## WHAT YOU SHOULD DO
Pick out all lines with the word "Collection" from the records that follow.
━━━━━━━━━━
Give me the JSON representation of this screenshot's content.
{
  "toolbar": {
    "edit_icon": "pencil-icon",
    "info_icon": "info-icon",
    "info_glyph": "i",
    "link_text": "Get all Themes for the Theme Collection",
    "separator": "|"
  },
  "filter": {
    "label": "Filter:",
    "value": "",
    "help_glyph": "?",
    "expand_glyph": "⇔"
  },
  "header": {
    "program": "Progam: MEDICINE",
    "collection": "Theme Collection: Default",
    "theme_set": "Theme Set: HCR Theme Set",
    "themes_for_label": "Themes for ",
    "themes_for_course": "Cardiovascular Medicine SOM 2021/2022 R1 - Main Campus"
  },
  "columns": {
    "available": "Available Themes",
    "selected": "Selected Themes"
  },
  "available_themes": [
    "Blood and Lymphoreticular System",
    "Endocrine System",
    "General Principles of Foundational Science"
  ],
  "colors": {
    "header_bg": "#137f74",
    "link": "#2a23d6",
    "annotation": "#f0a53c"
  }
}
━━━━━━━━━━
## ANSWER TO THE EXERCISE
    "link_text": "Get all Themes for the Theme Collection",
    "collection": "Theme Collection: Default",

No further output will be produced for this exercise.